Listed entries:
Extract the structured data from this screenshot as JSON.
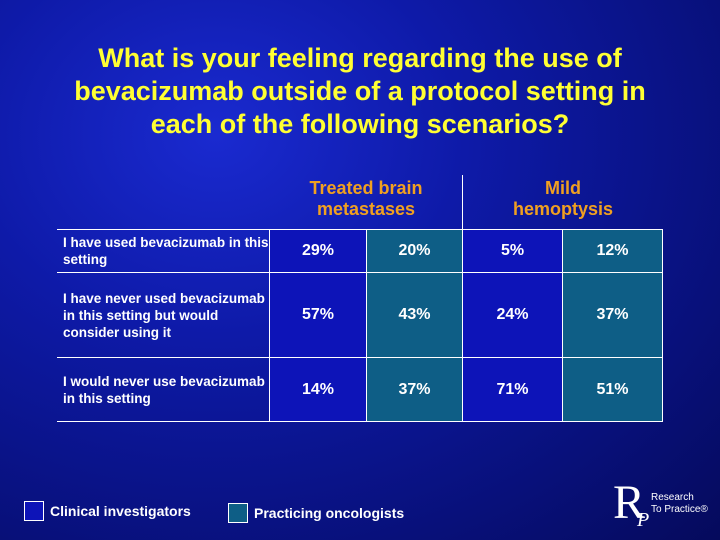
{
  "title": "What is your feeling regarding the use of bevacizumab outside of a protocol setting in each of the following scenarios?",
  "columns": [
    {
      "line1": "Treated brain",
      "line2": "metastases"
    },
    {
      "line1": "Mild",
      "line2": "hemoptysis"
    }
  ],
  "rows": [
    {
      "label": "I have used bevacizumab in this setting",
      "values": [
        "29%",
        "20%",
        "5%",
        "12%"
      ]
    },
    {
      "label": "I have never used bevacizumab in this setting but would consider using it",
      "values": [
        "57%",
        "43%",
        "24%",
        "37%"
      ]
    },
    {
      "label": "I would never use bevacizumab in this setting",
      "values": [
        "14%",
        "37%",
        "71%",
        "51%"
      ]
    }
  ],
  "legend": [
    {
      "label": "Clinical investigators",
      "color": "#0d14b8"
    },
    {
      "label": "Practicing oncologists",
      "color": "#0e5e86"
    }
  ],
  "logo": {
    "letter_r": "R",
    "letter_p": "P",
    "line1": "Research",
    "line2": "To Practice®"
  }
}
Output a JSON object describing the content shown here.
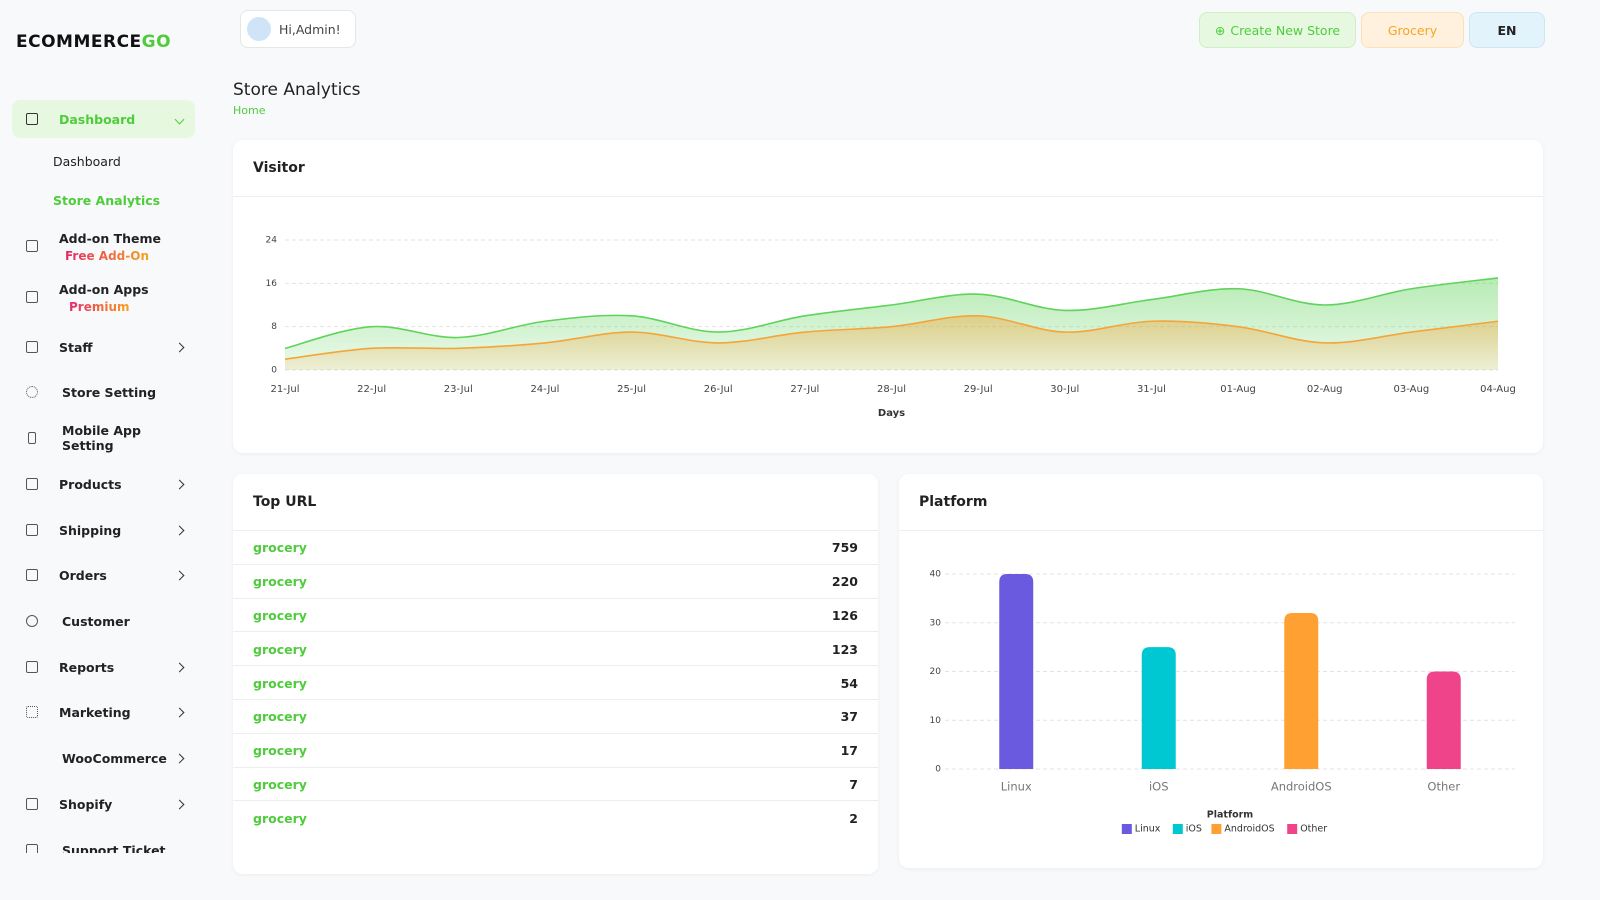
{
  "logo": {
    "main": "ECOMMERCE",
    "accent": "GO"
  },
  "header": {
    "greeting": "Hi,Admin!",
    "create_store": "Create New Store",
    "store": "Grocery",
    "language": "EN"
  },
  "page": {
    "title": "Store Analytics",
    "breadcrumb": "Home"
  },
  "sidebar": {
    "menu": [
      {
        "label": "Dashboard",
        "children": [
          "Dashboard",
          "Store Analytics"
        ]
      },
      {
        "label": "Add-on Theme",
        "badge": "Free Add-On"
      },
      {
        "label": "Add-on Apps",
        "badge": "Premium"
      },
      {
        "label": "Staff"
      },
      {
        "label": "Store Setting"
      },
      {
        "label": "Mobile App Setting"
      },
      {
        "label": "Products"
      },
      {
        "label": "Shipping"
      },
      {
        "label": "Orders"
      },
      {
        "label": "Customer"
      },
      {
        "label": "Reports"
      },
      {
        "label": "Marketing"
      },
      {
        "label": "WooCommerce"
      },
      {
        "label": "Shopify"
      },
      {
        "label": "Support Ticket"
      }
    ]
  },
  "top_url": {
    "title": "Top URL",
    "rows": [
      {
        "url": "grocery",
        "count": 759
      },
      {
        "url": "grocery",
        "count": 220
      },
      {
        "url": "grocery",
        "count": 126
      },
      {
        "url": "grocery",
        "count": 123
      },
      {
        "url": "grocery",
        "count": 54
      },
      {
        "url": "grocery",
        "count": 37
      },
      {
        "url": "grocery",
        "count": 17
      },
      {
        "url": "grocery",
        "count": 7
      },
      {
        "url": "grocery",
        "count": 2
      }
    ]
  },
  "chart_data": [
    {
      "type": "area",
      "title": "Visitor",
      "x_label": "Days",
      "categories": [
        "21-Jul",
        "22-Jul",
        "23-Jul",
        "24-Jul",
        "25-Jul",
        "26-Jul",
        "27-Jul",
        "28-Jul",
        "29-Jul",
        "30-Jul",
        "31-Jul",
        "01-Aug",
        "02-Aug",
        "03-Aug",
        "04-Aug"
      ],
      "series": [
        {
          "color": "#5fd35a",
          "values": [
            4,
            8,
            6,
            9,
            10,
            7,
            10,
            12,
            14,
            11,
            13,
            15,
            12,
            15,
            17
          ]
        },
        {
          "color": "#f4a53a",
          "values": [
            2,
            4,
            4,
            5,
            7,
            5,
            7,
            8,
            10,
            7,
            9,
            8,
            5,
            7,
            9
          ]
        }
      ],
      "ylim": [
        0,
        24
      ],
      "yticks": [
        0,
        8,
        16,
        24
      ],
      "grid": true
    },
    {
      "type": "bar",
      "title": "Platform",
      "legend_title": "Platform",
      "categories": [
        "Linux",
        "iOS",
        "AndroidOS",
        "Other"
      ],
      "values": [
        40,
        25,
        32,
        20
      ],
      "colors": [
        "#6a5ae0",
        "#00c8d2",
        "#ffa033",
        "#f0448a"
      ],
      "ylim": [
        0,
        40
      ],
      "yticks": [
        0,
        10,
        20,
        30,
        40
      ],
      "grid": true
    }
  ]
}
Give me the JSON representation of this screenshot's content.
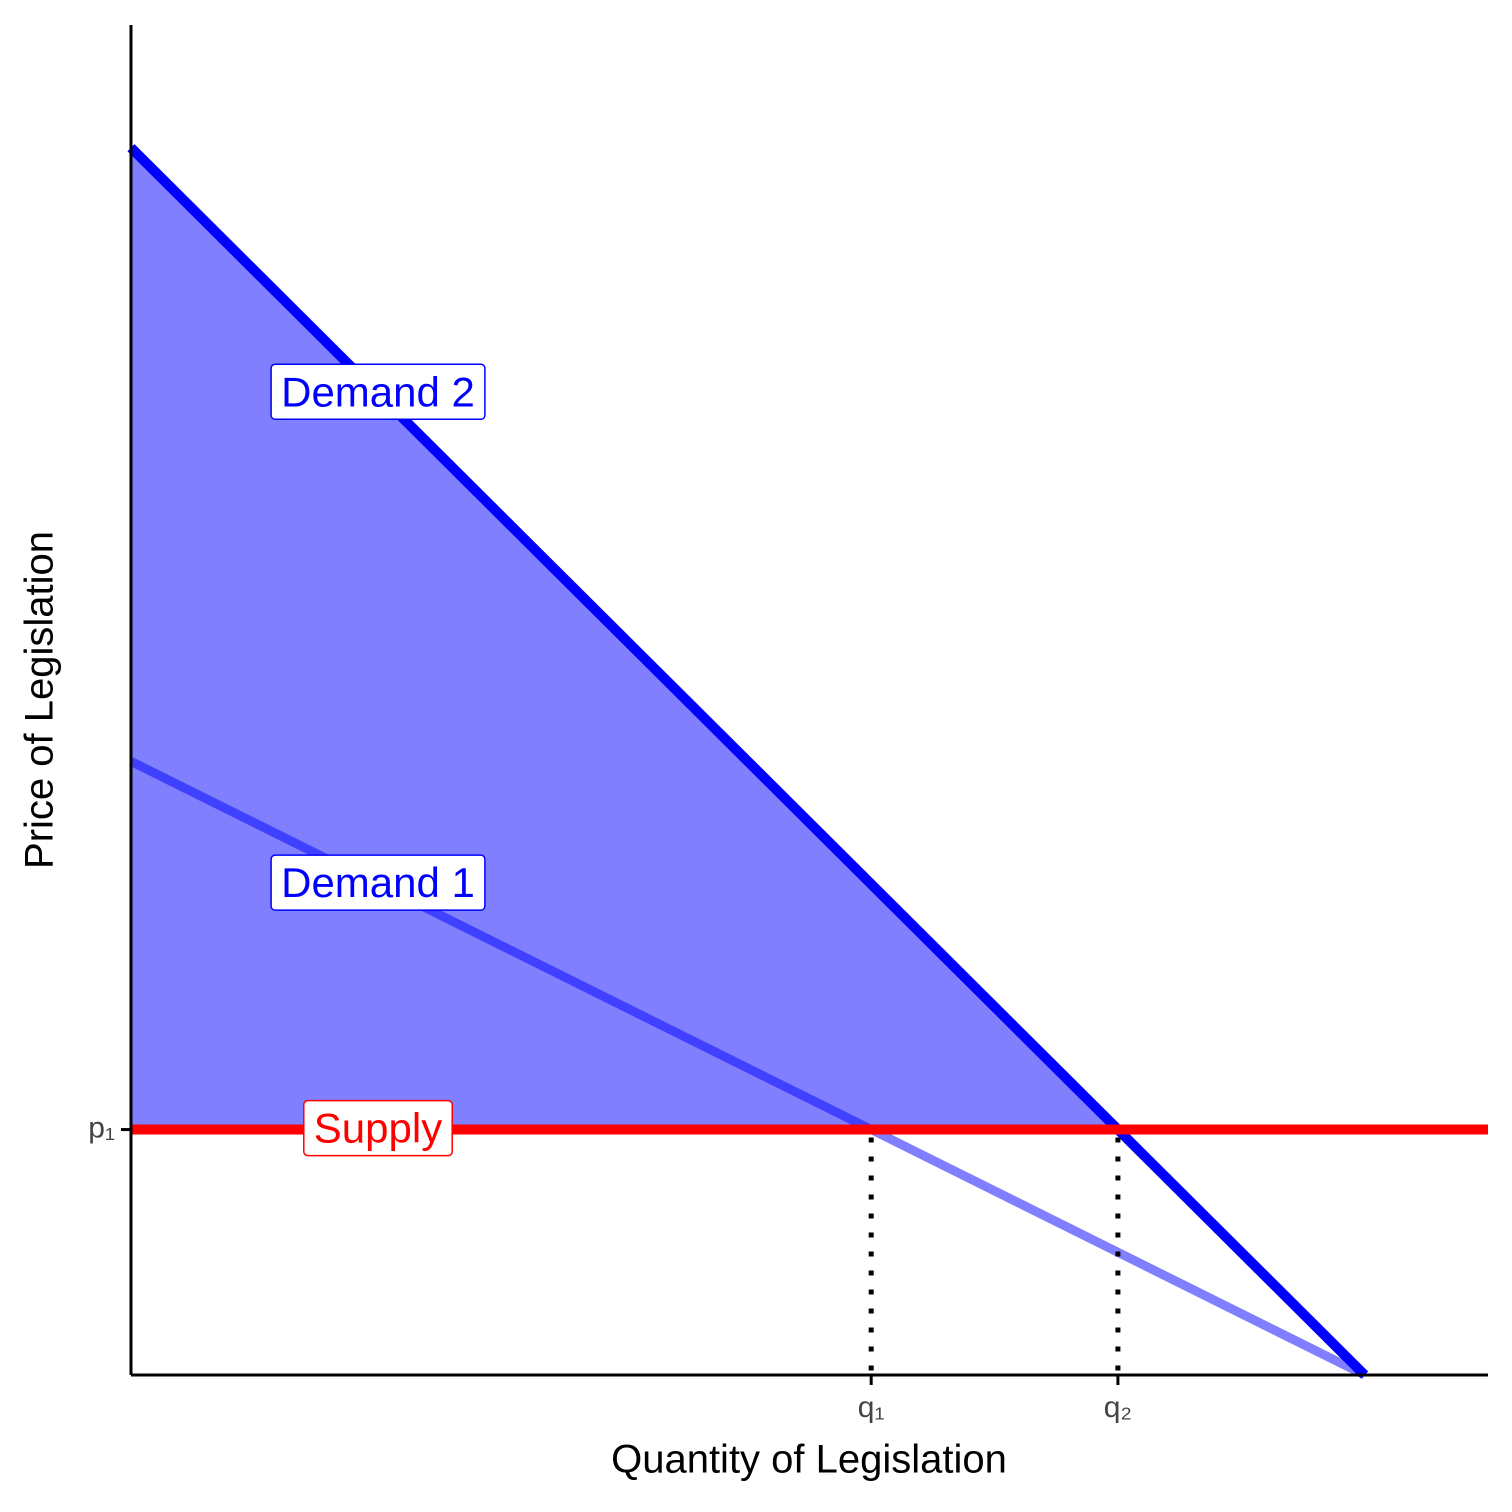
{
  "chart_data": {
    "type": "line",
    "xlabel": "Quantity of Legislation",
    "ylabel": "Price of Legislation",
    "xlim": [
      0,
      11
    ],
    "ylim": [
      0,
      11
    ],
    "xticks": [
      {
        "value": 6,
        "label": "q₁"
      },
      {
        "value": 8,
        "label": "q₂"
      }
    ],
    "yticks": [
      {
        "value": 2,
        "label": "p₁"
      }
    ],
    "fill_color": "#8080ff",
    "series": [
      {
        "name": "Demand 1",
        "color": "#4040ff",
        "x": [
          0,
          10
        ],
        "values": [
          5,
          0
        ]
      },
      {
        "name": "Demand 2",
        "color": "#0000ff",
        "x": [
          0,
          10
        ],
        "values": [
          10,
          0
        ]
      },
      {
        "name": "Supply",
        "color": "#ff0000",
        "x": [
          0,
          11
        ],
        "values": [
          2,
          2
        ]
      }
    ]
  }
}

Written request: Check each line of the data above for the string "count", then report how many lines have it, with no other words.

Finished task: 9